-- Data listing start --

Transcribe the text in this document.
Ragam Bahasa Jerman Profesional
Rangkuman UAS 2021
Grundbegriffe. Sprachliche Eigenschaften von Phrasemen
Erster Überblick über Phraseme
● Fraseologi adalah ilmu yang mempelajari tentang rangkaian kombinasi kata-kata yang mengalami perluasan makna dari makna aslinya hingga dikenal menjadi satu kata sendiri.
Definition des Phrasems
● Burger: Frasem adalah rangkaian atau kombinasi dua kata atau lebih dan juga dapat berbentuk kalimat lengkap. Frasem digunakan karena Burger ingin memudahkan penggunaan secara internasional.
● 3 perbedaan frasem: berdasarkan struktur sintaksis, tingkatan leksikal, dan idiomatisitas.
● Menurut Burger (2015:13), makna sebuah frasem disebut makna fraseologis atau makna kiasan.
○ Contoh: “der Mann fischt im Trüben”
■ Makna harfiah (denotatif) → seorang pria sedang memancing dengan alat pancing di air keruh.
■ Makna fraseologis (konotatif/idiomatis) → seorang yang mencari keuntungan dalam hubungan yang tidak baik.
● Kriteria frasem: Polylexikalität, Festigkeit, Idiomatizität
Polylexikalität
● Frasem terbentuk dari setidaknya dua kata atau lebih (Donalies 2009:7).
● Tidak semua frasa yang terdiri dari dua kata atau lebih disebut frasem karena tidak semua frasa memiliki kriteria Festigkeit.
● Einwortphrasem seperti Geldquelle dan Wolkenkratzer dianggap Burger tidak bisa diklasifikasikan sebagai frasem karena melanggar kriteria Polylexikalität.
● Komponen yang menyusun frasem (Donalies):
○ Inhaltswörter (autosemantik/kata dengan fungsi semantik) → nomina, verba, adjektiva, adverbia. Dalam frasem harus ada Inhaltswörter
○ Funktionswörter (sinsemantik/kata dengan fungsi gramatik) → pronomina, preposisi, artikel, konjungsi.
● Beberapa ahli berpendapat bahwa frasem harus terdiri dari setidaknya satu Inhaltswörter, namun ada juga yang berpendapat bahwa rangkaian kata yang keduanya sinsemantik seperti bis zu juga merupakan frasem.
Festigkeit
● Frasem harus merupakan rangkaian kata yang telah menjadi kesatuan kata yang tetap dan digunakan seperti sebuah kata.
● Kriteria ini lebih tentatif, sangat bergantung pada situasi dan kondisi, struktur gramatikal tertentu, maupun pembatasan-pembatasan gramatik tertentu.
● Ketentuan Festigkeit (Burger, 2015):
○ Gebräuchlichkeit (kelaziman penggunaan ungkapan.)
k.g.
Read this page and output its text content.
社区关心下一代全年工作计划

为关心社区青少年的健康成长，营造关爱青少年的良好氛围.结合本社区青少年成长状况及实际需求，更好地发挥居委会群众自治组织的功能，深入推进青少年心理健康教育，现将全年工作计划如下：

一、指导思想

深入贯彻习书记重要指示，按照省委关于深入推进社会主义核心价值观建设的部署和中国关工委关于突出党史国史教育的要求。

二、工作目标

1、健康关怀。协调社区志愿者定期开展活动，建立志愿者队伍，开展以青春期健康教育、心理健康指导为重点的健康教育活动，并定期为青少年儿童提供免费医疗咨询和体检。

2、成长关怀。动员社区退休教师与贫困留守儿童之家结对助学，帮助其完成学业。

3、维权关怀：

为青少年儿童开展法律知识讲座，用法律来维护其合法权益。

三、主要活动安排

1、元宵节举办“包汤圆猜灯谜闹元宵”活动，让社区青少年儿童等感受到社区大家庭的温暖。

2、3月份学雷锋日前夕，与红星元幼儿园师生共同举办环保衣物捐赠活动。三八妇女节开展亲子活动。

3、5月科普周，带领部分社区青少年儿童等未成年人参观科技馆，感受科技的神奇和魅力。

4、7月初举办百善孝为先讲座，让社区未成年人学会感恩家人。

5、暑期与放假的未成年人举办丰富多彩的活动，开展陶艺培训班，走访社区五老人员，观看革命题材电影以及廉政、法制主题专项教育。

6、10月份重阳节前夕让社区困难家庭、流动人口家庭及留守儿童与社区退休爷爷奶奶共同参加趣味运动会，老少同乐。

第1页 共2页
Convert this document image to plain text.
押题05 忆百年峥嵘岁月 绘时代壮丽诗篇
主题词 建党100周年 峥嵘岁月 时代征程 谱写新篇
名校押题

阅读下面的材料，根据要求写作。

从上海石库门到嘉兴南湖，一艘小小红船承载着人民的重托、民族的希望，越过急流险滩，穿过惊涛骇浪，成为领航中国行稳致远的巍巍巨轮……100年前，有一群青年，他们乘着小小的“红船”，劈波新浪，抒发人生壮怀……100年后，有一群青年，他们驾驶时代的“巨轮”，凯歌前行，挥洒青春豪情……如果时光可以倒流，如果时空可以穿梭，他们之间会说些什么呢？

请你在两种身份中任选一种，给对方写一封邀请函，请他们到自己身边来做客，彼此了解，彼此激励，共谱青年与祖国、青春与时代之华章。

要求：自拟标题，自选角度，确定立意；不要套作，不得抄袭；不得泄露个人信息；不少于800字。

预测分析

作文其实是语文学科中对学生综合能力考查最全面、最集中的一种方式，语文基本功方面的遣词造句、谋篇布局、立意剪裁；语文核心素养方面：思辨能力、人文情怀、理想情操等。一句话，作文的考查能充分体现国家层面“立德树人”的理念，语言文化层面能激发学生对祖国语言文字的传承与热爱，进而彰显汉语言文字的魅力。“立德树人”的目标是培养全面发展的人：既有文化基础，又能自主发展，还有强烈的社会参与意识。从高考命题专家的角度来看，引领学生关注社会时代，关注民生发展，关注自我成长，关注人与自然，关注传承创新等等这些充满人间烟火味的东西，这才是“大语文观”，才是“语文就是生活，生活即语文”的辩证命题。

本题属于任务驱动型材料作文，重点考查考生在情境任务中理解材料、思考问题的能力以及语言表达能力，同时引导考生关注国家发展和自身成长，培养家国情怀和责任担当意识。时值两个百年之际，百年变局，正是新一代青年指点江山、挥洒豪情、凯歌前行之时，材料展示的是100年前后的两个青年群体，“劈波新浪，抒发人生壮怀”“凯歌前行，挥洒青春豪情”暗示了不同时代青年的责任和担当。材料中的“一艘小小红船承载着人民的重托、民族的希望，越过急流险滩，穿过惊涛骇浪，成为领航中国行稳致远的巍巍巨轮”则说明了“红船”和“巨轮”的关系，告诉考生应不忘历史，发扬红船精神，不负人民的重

-- Data listing end --

**Set problem:**
Return the listing above in its exact form.

**Final answer:**
Transcribe the text in this document.
Ragam Bahasa Jerman Profesional
Rangkuman UAS 2021
Grundbegriffe. Sprachliche Eigenschaften von Phrasemen
Erster Überblick über Phraseme
● Fraseologi adalah ilmu yang mempelajari tentang rangkaian kombinasi kata-kata yang mengalami perluasan makna dari makna aslinya hingga dikenal menjadi satu kata sendiri.
Definition des Phrasems
● Burger: Frasem adalah rangkaian atau kombinasi dua kata atau lebih dan juga dapat berbentuk kalimat lengkap. Frasem digunakan karena Burger ingin memudahkan penggunaan secara internasional.
● 3 perbedaan frasem: berdasarkan struktur sintaksis, tingkatan leksikal, dan idiomatisitas.
● Menurut Burger (2015:13), makna sebuah frasem disebut makna fraseologis atau makna kiasan.
○ Contoh: “der Mann fischt im Trüben”
■ Makna harfiah (denotatif) → seorang pria sedang memancing dengan alat pancing di air keruh.
■ Makna fraseologis (konotatif/idiomatis) → seorang yang mencari keuntungan dalam hubungan yang tidak baik.
● Kriteria frasem: Polylexikalität, Festigkeit, Idiomatizität
Polylexikalität
● Frasem terbentuk dari setidaknya dua kata atau lebih (Donalies 2009:7).
● Tidak semua frasa yang terdiri dari dua kata atau lebih disebut frasem karena tidak semua frasa memiliki kriteria Festigkeit.
● Einwortphrasem seperti Geldquelle dan Wolkenkratzer dianggap Burger tidak bisa diklasifikasikan sebagai frasem karena melanggar kriteria Polylexikalität.
● Komponen yang menyusun frasem (Donalies):
○ Inhaltswörter (autosemantik/kata dengan fungsi semantik) → nomina, verba, adjektiva, adverbia. Dalam frasem harus ada Inhaltswörter
○ Funktionswörter (sinsemantik/kata dengan fungsi gramatik) → pronomina, preposisi, artikel, konjungsi.
● Beberapa ahli berpendapat bahwa frasem harus terdiri dari setidaknya satu Inhaltswörter, namun ada juga yang berpendapat bahwa rangkaian kata yang keduanya sinsemantik seperti bis zu juga merupakan frasem.
Festigkeit
● Frasem harus merupakan rangkaian kata yang telah menjadi kesatuan kata yang tetap dan digunakan seperti sebuah kata.
● Kriteria ini lebih tentatif, sangat bergantung pada situasi dan kondisi, struktur gramatikal tertentu, maupun pembatasan-pembatasan gramatik tertentu.
● Ketentuan Festigkeit (Burger, 2015):
○ Gebräuchlichkeit (kelaziman penggunaan ungkapan.)
k.g.
Read this page and output its text content.
社区关心下一代全年工作计划

为关心社区青少年的健康成长，营造关爱青少年的良好氛围.结合本社区青少年成长状况及实际需求，更好地发挥居委会群众自治组织的功能，深入推进青少年心理健康教育，现将全年工作计划如下：

一、指导思想

深入贯彻习书记重要指示，按照省委关于深入推进社会主义核心价值观建设的部署和中国关工委关于突出党史国史教育的要求。

二、工作目标

1、健康关怀。协调社区志愿者定期开展活动，建立志愿者队伍，开展以青春期健康教育、心理健康指导为重点的健康教育活动，并定期为青少年儿童提供免费医疗咨询和体检。

2、成长关怀。动员社区退休教师与贫困留守儿童之家结对助学，帮助其完成学业。

3、维权关怀：

为青少年儿童开展法律知识讲座，用法律来维护其合法权益。

三、主要活动安排

1、元宵节举办“包汤圆猜灯谜闹元宵”活动，让社区青少年儿童等感受到社区大家庭的温暖。

2、3月份学雷锋日前夕，与红星元幼儿园师生共同举办环保衣物捐赠活动。三八妇女节开展亲子活动。

3、5月科普周，带领部分社区青少年儿童等未成年人参观科技馆，感受科技的神奇和魅力。

4、7月初举办百善孝为先讲座，让社区未成年人学会感恩家人。

5、暑期与放假的未成年人举办丰富多彩的活动，开展陶艺培训班，走访社区五老人员，观看革命题材电影以及廉政、法制主题专项教育。

6、10月份重阳节前夕让社区困难家庭、流动人口家庭及留守儿童与社区退休爷爷奶奶共同参加趣味运动会，老少同乐。

第1页 共2页
Convert this document image to plain text.
押题05 忆百年峥嵘岁月 绘时代壮丽诗篇
主题词 建党100周年 峥嵘岁月 时代征程 谱写新篇
名校押题

阅读下面的材料，根据要求写作。

从上海石库门到嘉兴南湖，一艘小小红船承载着人民的重托、民族的希望，越过急流险滩，穿过惊涛骇浪，成为领航中国行稳致远的巍巍巨轮……100年前，有一群青年，他们乘着小小的“红船”，劈波新浪，抒发人生壮怀……100年后，有一群青年，他们驾驶时代的“巨轮”，凯歌前行，挥洒青春豪情……如果时光可以倒流，如果时空可以穿梭，他们之间会说些什么呢？

请你在两种身份中任选一种，给对方写一封邀请函，请他们到自己身边来做客，彼此了解，彼此激励，共谱青年与祖国、青春与时代之华章。

要求：自拟标题，自选角度，确定立意；不要套作，不得抄袭；不得泄露个人信息；不少于800字。

预测分析

作文其实是语文学科中对学生综合能力考查最全面、最集中的一种方式，语文基本功方面的遣词造句、谋篇布局、立意剪裁；语文核心素养方面：思辨能力、人文情怀、理想情操等。一句话，作文的考查能充分体现国家层面“立德树人”的理念，语言文化层面能激发学生对祖国语言文字的传承与热爱，进而彰显汉语言文字的魅力。“立德树人”的目标是培养全面发展的人：既有文化基础，又能自主发展，还有强烈的社会参与意识。从高考命题专家的角度来看，引领学生关注社会时代，关注民生发展，关注自我成长，关注人与自然，关注传承创新等等这些充满人间烟火味的东西，这才是“大语文观”，才是“语文就是生活，生活即语文”的辩证命题。

本题属于任务驱动型材料作文，重点考查考生在情境任务中理解材料、思考问题的能力以及语言表达能力，同时引导考生关注国家发展和自身成长，培养家国情怀和责任担当意识。时值两个百年之际，百年变局，正是新一代青年指点江山、挥洒豪情、凯歌前行之时，材料展示的是100年前后的两个青年群体，“劈波新浪，抒发人生壮怀”“凯歌前行，挥洒青春豪情”暗示了不同时代青年的责任和担当。材料中的“一艘小小红船承载着人民的重托、民族的希望，越过急流险滩，穿过惊涛骇浪，成为领航中国行稳致远的巍巍巨轮”则说明了“红船”和“巨轮”的关系，告诉考生应不忘历史，发扬红船精神，不负人民的重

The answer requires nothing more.